WHAT THE TASK REQUIRES
Select the lines that hold the word "上海市公共租赁住房准入申请表" and copy each one.
◆ ◆ ◆
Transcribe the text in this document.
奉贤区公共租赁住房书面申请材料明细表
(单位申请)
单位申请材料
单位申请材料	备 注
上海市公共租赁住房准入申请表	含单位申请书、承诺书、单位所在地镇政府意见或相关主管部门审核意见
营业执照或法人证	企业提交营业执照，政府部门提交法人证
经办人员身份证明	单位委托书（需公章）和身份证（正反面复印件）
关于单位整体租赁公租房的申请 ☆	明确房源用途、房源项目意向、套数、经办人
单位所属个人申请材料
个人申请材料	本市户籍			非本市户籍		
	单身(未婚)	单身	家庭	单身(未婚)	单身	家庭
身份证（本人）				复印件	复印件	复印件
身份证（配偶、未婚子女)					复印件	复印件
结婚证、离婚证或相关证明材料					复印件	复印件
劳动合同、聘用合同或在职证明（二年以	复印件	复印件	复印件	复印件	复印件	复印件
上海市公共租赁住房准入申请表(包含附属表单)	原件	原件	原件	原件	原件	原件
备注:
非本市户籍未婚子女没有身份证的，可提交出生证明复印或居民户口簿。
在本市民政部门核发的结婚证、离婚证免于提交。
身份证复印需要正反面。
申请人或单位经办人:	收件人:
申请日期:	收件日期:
◆ ◆ ◆
RESULT BELOW
上海市公共租赁住房准入申请表	含单位申请书、承诺书、单位所在地镇政府意见或相关主管部门审核意见
上海市公共租赁住房准入申请表(包含附属表单)	原件	原件	原件	原件	原件	原件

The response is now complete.